* [Dataset records]:

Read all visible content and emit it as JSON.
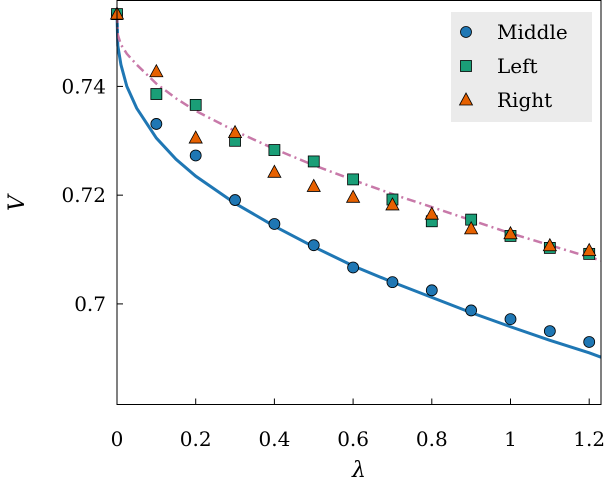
{
  "chart_data": {
    "type": "scatter",
    "xlabel": "λ",
    "ylabel": "V",
    "xlim": [
      0,
      1.23
    ],
    "ylim": [
      0.6815,
      0.7558
    ],
    "xticks": [
      0,
      0.2,
      0.4,
      0.6,
      0.8,
      1,
      1.2
    ],
    "xtick_labels": [
      "0",
      "0.2",
      "0.4",
      "0.6",
      "0.8",
      "1",
      "1.2"
    ],
    "yticks": [
      0.7,
      0.72,
      0.74
    ],
    "ytick_labels": [
      "0.7",
      "0.72",
      "0.74"
    ],
    "grid": false,
    "legend_position": "top-right",
    "series": [
      {
        "name": "Middle",
        "marker": "circle",
        "color": "#1f77b4",
        "x": [
          0,
          0.1,
          0.2,
          0.3,
          0.4,
          0.5,
          0.6,
          0.7,
          0.8,
          0.9,
          1.0,
          1.1,
          1.2
        ],
        "values": [
          0.7533,
          0.7331,
          0.7273,
          0.7191,
          0.7147,
          0.7108,
          0.7067,
          0.704,
          0.7025,
          0.6988,
          0.6972,
          0.695,
          0.693
        ]
      },
      {
        "name": "Left",
        "marker": "square",
        "color": "#1a9e77",
        "x": [
          0,
          0.1,
          0.2,
          0.3,
          0.4,
          0.5,
          0.6,
          0.7,
          0.8,
          0.9,
          1.0,
          1.1,
          1.2
        ],
        "values": [
          0.7533,
          0.7386,
          0.7366,
          0.73,
          0.7283,
          0.7262,
          0.7229,
          0.7192,
          0.7152,
          0.7155,
          0.7125,
          0.7103,
          0.7092
        ]
      },
      {
        "name": "Right",
        "marker": "triangle",
        "color": "#e66101",
        "x": [
          0,
          0.1,
          0.2,
          0.3,
          0.4,
          0.5,
          0.6,
          0.7,
          0.8,
          0.9,
          1.0,
          1.1,
          1.2
        ],
        "values": [
          0.7533,
          0.7427,
          0.7305,
          0.7315,
          0.7242,
          0.7216,
          0.7196,
          0.7182,
          0.7165,
          0.7138,
          0.7129,
          0.7107,
          0.7098
        ]
      }
    ],
    "curves": [
      {
        "style": "solid",
        "color": "#1f77b4",
        "x": [
          0,
          0.002,
          0.01,
          0.025,
          0.05,
          0.1,
          0.15,
          0.2,
          0.3,
          0.4,
          0.5,
          0.6,
          0.7,
          0.8,
          0.9,
          1.0,
          1.1,
          1.2,
          1.23
        ],
        "values": [
          0.7533,
          0.7475,
          0.744,
          0.74,
          0.736,
          0.7305,
          0.7266,
          0.7235,
          0.7185,
          0.7143,
          0.7105,
          0.707,
          0.704,
          0.7012,
          0.6984,
          0.6958,
          0.6933,
          0.691,
          0.6902
        ]
      },
      {
        "style": "dash-dot",
        "color": "#c879a9",
        "x": [
          0,
          0.002,
          0.01,
          0.025,
          0.05,
          0.1,
          0.15,
          0.2,
          0.3,
          0.4,
          0.5,
          0.6,
          0.7,
          0.8,
          0.9,
          1.0,
          1.1,
          1.2,
          1.23
        ],
        "values": [
          0.7533,
          0.7495,
          0.7477,
          0.746,
          0.744,
          0.7405,
          0.7378,
          0.7355,
          0.7318,
          0.7285,
          0.7255,
          0.7228,
          0.7202,
          0.7178,
          0.7154,
          0.713,
          0.7108,
          0.7086,
          0.708
        ]
      }
    ]
  }
}
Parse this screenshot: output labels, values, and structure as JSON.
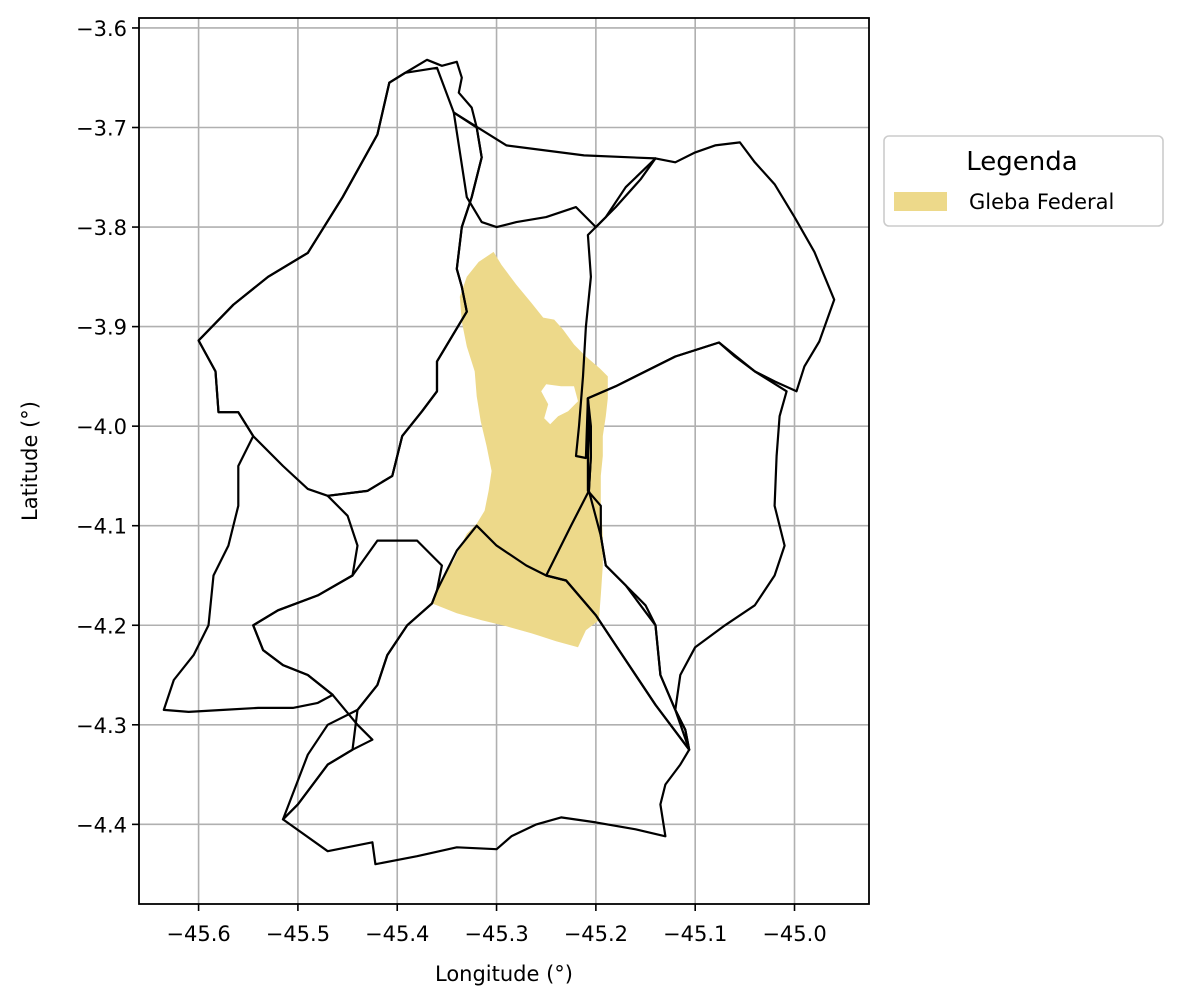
{
  "map": {
    "xlabel": "Longitude (°)",
    "ylabel": "Latitude (°)",
    "xlim": [
      -45.66,
      -44.925
    ],
    "ylim": [
      -4.48,
      -3.59
    ],
    "x_ticks": [
      -45.6,
      -45.5,
      -45.4,
      -45.3,
      -45.2,
      -45.1,
      -45.0
    ],
    "x_tick_labels": [
      "−45.6",
      "−45.5",
      "−45.4",
      "−45.3",
      "−45.2",
      "−45.1",
      "−45.0"
    ],
    "y_ticks": [
      -3.6,
      -3.7,
      -3.8,
      -3.9,
      -4.0,
      -4.1,
      -4.2,
      -4.3,
      -4.4
    ],
    "y_tick_labels": [
      "−3.6",
      "−3.7",
      "−3.8",
      "−3.9",
      "−4.0",
      "−4.1",
      "−4.2",
      "−4.3",
      "−4.4"
    ],
    "grid": true,
    "legend": {
      "title": "Legenda",
      "placement": "outside-upper-right",
      "items": [
        {
          "label": "Gleba Federal",
          "color": "#EDD98A"
        }
      ]
    },
    "colors": {
      "gleba_fill": "#EDD98A",
      "boundary_stroke": "#000000",
      "grid": "#b0b0b0"
    },
    "gleba_federal": [
      [
        [
          -45.303,
          -3.825
        ],
        [
          -45.295,
          -3.838
        ],
        [
          -45.28,
          -3.858
        ],
        [
          -45.265,
          -3.876
        ],
        [
          -45.253,
          -3.891
        ],
        [
          -45.242,
          -3.893
        ],
        [
          -45.233,
          -3.903
        ],
        [
          -45.222,
          -3.918
        ],
        [
          -45.21,
          -3.93
        ],
        [
          -45.196,
          -3.942
        ],
        [
          -45.188,
          -3.95
        ],
        [
          -45.188,
          -3.972
        ],
        [
          -45.19,
          -3.99
        ],
        [
          -45.193,
          -4.01
        ],
        [
          -45.193,
          -4.03
        ],
        [
          -45.195,
          -4.05
        ],
        [
          -45.195,
          -4.08
        ],
        [
          -45.193,
          -4.11
        ],
        [
          -45.193,
          -4.14
        ],
        [
          -45.195,
          -4.17
        ],
        [
          -45.197,
          -4.195
        ],
        [
          -45.21,
          -4.205
        ],
        [
          -45.218,
          -4.222
        ],
        [
          -45.24,
          -4.216
        ],
        [
          -45.265,
          -4.208
        ],
        [
          -45.29,
          -4.201
        ],
        [
          -45.315,
          -4.195
        ],
        [
          -45.34,
          -4.188
        ],
        [
          -45.365,
          -4.178
        ],
        [
          -45.36,
          -4.165
        ],
        [
          -45.352,
          -4.148
        ],
        [
          -45.343,
          -4.135
        ],
        [
          -45.337,
          -4.122
        ],
        [
          -45.33,
          -4.108
        ],
        [
          -45.32,
          -4.098
        ],
        [
          -45.312,
          -4.085
        ],
        [
          -45.308,
          -4.065
        ],
        [
          -45.305,
          -4.045
        ],
        [
          -45.31,
          -4.02
        ],
        [
          -45.316,
          -3.995
        ],
        [
          -45.32,
          -3.97
        ],
        [
          -45.322,
          -3.945
        ],
        [
          -45.33,
          -3.92
        ],
        [
          -45.335,
          -3.895
        ],
        [
          -45.337,
          -3.87
        ],
        [
          -45.33,
          -3.85
        ],
        [
          -45.318,
          -3.835
        ]
      ],
      [
        [
          -45.25,
          -3.958
        ],
        [
          -45.235,
          -3.96
        ],
        [
          -45.222,
          -3.96
        ],
        [
          -45.218,
          -3.975
        ],
        [
          -45.228,
          -3.985
        ],
        [
          -45.238,
          -3.99
        ],
        [
          -45.246,
          -3.998
        ],
        [
          -45.252,
          -3.992
        ],
        [
          -45.248,
          -3.978
        ],
        [
          -45.255,
          -3.965
        ]
      ]
    ],
    "municipality_boundaries": [
      [
        [
          -45.6,
          -3.914
        ],
        [
          -45.565,
          -3.878
        ],
        [
          -45.53,
          -3.85
        ],
        [
          -45.49,
          -3.826
        ],
        [
          -45.455,
          -3.77
        ],
        [
          -45.42,
          -3.707
        ],
        [
          -45.408,
          -3.655
        ],
        [
          -45.392,
          -3.645
        ],
        [
          -45.37,
          -3.632
        ],
        [
          -45.355,
          -3.638
        ],
        [
          -45.34,
          -3.634
        ],
        [
          -45.335,
          -3.65
        ],
        [
          -45.338,
          -3.665
        ],
        [
          -45.325,
          -3.68
        ],
        [
          -45.32,
          -3.7
        ],
        [
          -45.315,
          -3.73
        ],
        [
          -45.325,
          -3.77
        ],
        [
          -45.335,
          -3.8
        ],
        [
          -45.34,
          -3.842
        ],
        [
          -45.335,
          -3.86
        ],
        [
          -45.33,
          -3.885
        ],
        [
          -45.345,
          -3.91
        ],
        [
          -45.36,
          -3.935
        ],
        [
          -45.36,
          -3.965
        ],
        [
          -45.375,
          -3.985
        ],
        [
          -45.395,
          -4.01
        ],
        [
          -45.405,
          -4.05
        ],
        [
          -45.43,
          -4.065
        ],
        [
          -45.47,
          -4.07
        ],
        [
          -45.49,
          -4.063
        ],
        [
          -45.515,
          -4.04
        ],
        [
          -45.545,
          -4.01
        ],
        [
          -45.56,
          -3.986
        ],
        [
          -45.58,
          -3.986
        ],
        [
          -45.583,
          -3.945
        ],
        [
          -45.6,
          -3.914
        ]
      ],
      [
        [
          -45.343,
          -3.685
        ],
        [
          -45.29,
          -3.718
        ],
        [
          -45.212,
          -3.728
        ],
        [
          -45.14,
          -3.731
        ],
        [
          -45.155,
          -3.752
        ],
        [
          -45.18,
          -3.78
        ],
        [
          -45.2,
          -3.8
        ],
        [
          -45.22,
          -3.78
        ],
        [
          -45.25,
          -3.79
        ],
        [
          -45.28,
          -3.795
        ],
        [
          -45.3,
          -3.8
        ],
        [
          -45.315,
          -3.795
        ],
        [
          -45.33,
          -3.77
        ],
        [
          -45.343,
          -3.685
        ]
      ],
      [
        [
          -45.208,
          -3.808
        ],
        [
          -45.205,
          -3.85
        ],
        [
          -45.21,
          -3.9
        ],
        [
          -45.213,
          -3.95
        ],
        [
          -45.217,
          -4.0
        ],
        [
          -45.22,
          -4.03
        ],
        [
          -45.21,
          -4.032
        ],
        [
          -45.208,
          -3.972
        ],
        [
          -45.18,
          -3.96
        ],
        [
          -45.12,
          -3.93
        ],
        [
          -45.076,
          -3.916
        ],
        [
          -45.06,
          -3.93
        ],
        [
          -45.04,
          -3.945
        ],
        [
          -45.02,
          -3.955
        ],
        [
          -44.998,
          -3.965
        ],
        [
          -44.99,
          -3.94
        ],
        [
          -44.975,
          -3.915
        ],
        [
          -44.96,
          -3.873
        ],
        [
          -44.98,
          -3.825
        ],
        [
          -45.0,
          -3.79
        ],
        [
          -45.02,
          -3.757
        ],
        [
          -45.04,
          -3.735
        ],
        [
          -45.055,
          -3.715
        ],
        [
          -45.08,
          -3.718
        ],
        [
          -45.1,
          -3.725
        ],
        [
          -45.12,
          -3.735
        ],
        [
          -45.14,
          -3.731
        ],
        [
          -45.17,
          -3.76
        ],
        [
          -45.19,
          -3.79
        ],
        [
          -45.208,
          -3.808
        ]
      ],
      [
        [
          -45.208,
          -3.972
        ],
        [
          -45.205,
          -4.0
        ],
        [
          -45.205,
          -4.03
        ],
        [
          -45.207,
          -4.065
        ],
        [
          -45.225,
          -4.1
        ],
        [
          -45.25,
          -4.15
        ],
        [
          -45.23,
          -4.155
        ],
        [
          -45.2,
          -4.19
        ],
        [
          -45.18,
          -4.22
        ],
        [
          -45.14,
          -4.28
        ],
        [
          -45.106,
          -4.325
        ],
        [
          -45.11,
          -4.305
        ],
        [
          -45.12,
          -4.285
        ],
        [
          -45.135,
          -4.25
        ],
        [
          -45.14,
          -4.2
        ],
        [
          -45.15,
          -4.18
        ],
        [
          -45.17,
          -4.16
        ],
        [
          -45.19,
          -4.14
        ],
        [
          -45.195,
          -4.11
        ],
        [
          -45.195,
          -4.08
        ],
        [
          -45.208,
          -4.065
        ],
        [
          -45.208,
          -3.972
        ]
      ],
      [
        [
          -45.106,
          -4.325
        ],
        [
          -45.11,
          -4.305
        ],
        [
          -45.12,
          -4.285
        ],
        [
          -45.115,
          -4.25
        ],
        [
          -45.1,
          -4.222
        ],
        [
          -45.07,
          -4.2
        ],
        [
          -45.04,
          -4.18
        ],
        [
          -45.02,
          -4.15
        ],
        [
          -45.01,
          -4.12
        ],
        [
          -45.02,
          -4.08
        ],
        [
          -45.018,
          -4.03
        ],
        [
          -45.015,
          -3.99
        ],
        [
          -45.008,
          -3.965
        ],
        [
          -45.04,
          -3.945
        ],
        [
          -45.076,
          -3.916
        ],
        [
          -45.12,
          -3.93
        ],
        [
          -45.18,
          -3.96
        ],
        [
          -45.208,
          -3.972
        ],
        [
          -45.205,
          -4.03
        ],
        [
          -45.207,
          -4.065
        ],
        [
          -45.195,
          -4.11
        ],
        [
          -45.19,
          -4.14
        ],
        [
          -45.17,
          -4.16
        ],
        [
          -45.14,
          -4.2
        ],
        [
          -45.135,
          -4.25
        ],
        [
          -45.12,
          -4.285
        ],
        [
          -45.106,
          -4.325
        ]
      ],
      [
        [
          -45.515,
          -4.395
        ],
        [
          -45.5,
          -4.38
        ],
        [
          -45.485,
          -4.36
        ],
        [
          -45.47,
          -4.34
        ],
        [
          -45.445,
          -4.325
        ],
        [
          -45.425,
          -4.315
        ],
        [
          -45.44,
          -4.3
        ],
        [
          -45.465,
          -4.27
        ],
        [
          -45.49,
          -4.25
        ],
        [
          -45.515,
          -4.24
        ],
        [
          -45.535,
          -4.225
        ],
        [
          -45.545,
          -4.2
        ],
        [
          -45.52,
          -4.185
        ],
        [
          -45.48,
          -4.17
        ],
        [
          -45.445,
          -4.15
        ],
        [
          -45.42,
          -4.115
        ],
        [
          -45.38,
          -4.115
        ],
        [
          -45.355,
          -4.14
        ],
        [
          -45.36,
          -4.165
        ],
        [
          -45.365,
          -4.178
        ],
        [
          -45.39,
          -4.2
        ],
        [
          -45.41,
          -4.23
        ],
        [
          -45.42,
          -4.26
        ],
        [
          -45.44,
          -4.285
        ],
        [
          -45.47,
          -4.3
        ],
        [
          -45.49,
          -4.33
        ],
        [
          -45.515,
          -4.395
        ]
      ],
      [
        [
          -45.6,
          -3.914
        ],
        [
          -45.583,
          -3.945
        ],
        [
          -45.58,
          -3.986
        ],
        [
          -45.56,
          -3.986
        ],
        [
          -45.545,
          -4.01
        ],
        [
          -45.56,
          -4.04
        ],
        [
          -45.56,
          -4.08
        ],
        [
          -45.57,
          -4.12
        ],
        [
          -45.585,
          -4.15
        ],
        [
          -45.59,
          -4.2
        ],
        [
          -45.605,
          -4.23
        ],
        [
          -45.625,
          -4.255
        ],
        [
          -45.635,
          -4.285
        ],
        [
          -45.61,
          -4.287
        ],
        [
          -45.575,
          -4.285
        ],
        [
          -45.54,
          -4.283
        ],
        [
          -45.505,
          -4.283
        ],
        [
          -45.48,
          -4.278
        ],
        [
          -45.465,
          -4.27
        ],
        [
          -45.49,
          -4.25
        ],
        [
          -45.515,
          -4.24
        ],
        [
          -45.535,
          -4.225
        ],
        [
          -45.545,
          -4.2
        ],
        [
          -45.52,
          -4.185
        ],
        [
          -45.48,
          -4.17
        ],
        [
          -45.445,
          -4.15
        ],
        [
          -45.44,
          -4.12
        ],
        [
          -45.45,
          -4.09
        ],
        [
          -45.47,
          -4.07
        ],
        [
          -45.43,
          -4.065
        ],
        [
          -45.405,
          -4.05
        ],
        [
          -45.395,
          -4.01
        ],
        [
          -45.375,
          -3.985
        ],
        [
          -45.36,
          -3.965
        ],
        [
          -45.36,
          -3.935
        ],
        [
          -45.345,
          -3.91
        ],
        [
          -45.33,
          -3.885
        ],
        [
          -45.335,
          -3.86
        ],
        [
          -45.34,
          -3.842
        ],
        [
          -45.335,
          -3.8
        ],
        [
          -45.325,
          -3.77
        ],
        [
          -45.315,
          -3.73
        ],
        [
          -45.32,
          -3.7
        ],
        [
          -45.343,
          -3.685
        ],
        [
          -45.36,
          -3.64
        ],
        [
          -45.392,
          -3.645
        ],
        [
          -45.408,
          -3.655
        ],
        [
          -45.42,
          -3.707
        ],
        [
          -45.455,
          -3.77
        ],
        [
          -45.49,
          -3.826
        ],
        [
          -45.53,
          -3.85
        ],
        [
          -45.565,
          -3.878
        ],
        [
          -45.6,
          -3.914
        ]
      ],
      [
        [
          -45.515,
          -4.395
        ],
        [
          -45.47,
          -4.427
        ],
        [
          -45.425,
          -4.418
        ],
        [
          -45.422,
          -4.44
        ],
        [
          -45.38,
          -4.432
        ],
        [
          -45.34,
          -4.423
        ],
        [
          -45.3,
          -4.425
        ],
        [
          -45.285,
          -4.412
        ],
        [
          -45.26,
          -4.4
        ],
        [
          -45.235,
          -4.393
        ],
        [
          -45.2,
          -4.398
        ],
        [
          -45.16,
          -4.405
        ],
        [
          -45.13,
          -4.412
        ],
        [
          -45.135,
          -4.38
        ],
        [
          -45.13,
          -4.36
        ],
        [
          -45.115,
          -4.34
        ],
        [
          -45.106,
          -4.325
        ],
        [
          -45.14,
          -4.28
        ],
        [
          -45.18,
          -4.22
        ],
        [
          -45.2,
          -4.19
        ],
        [
          -45.23,
          -4.155
        ],
        [
          -45.25,
          -4.15
        ],
        [
          -45.27,
          -4.14
        ],
        [
          -45.3,
          -4.12
        ],
        [
          -45.32,
          -4.1
        ],
        [
          -45.34,
          -4.125
        ],
        [
          -45.36,
          -4.165
        ],
        [
          -45.365,
          -4.178
        ],
        [
          -45.39,
          -4.2
        ],
        [
          -45.41,
          -4.23
        ],
        [
          -45.42,
          -4.26
        ],
        [
          -45.44,
          -4.285
        ],
        [
          -45.445,
          -4.325
        ],
        [
          -45.47,
          -4.34
        ],
        [
          -45.485,
          -4.36
        ],
        [
          -45.5,
          -4.38
        ],
        [
          -45.515,
          -4.395
        ]
      ]
    ]
  }
}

* [Objective]:
What is the number of lines that hold the string "JSON"? Reply with that number alone.

* [Correct output]:
2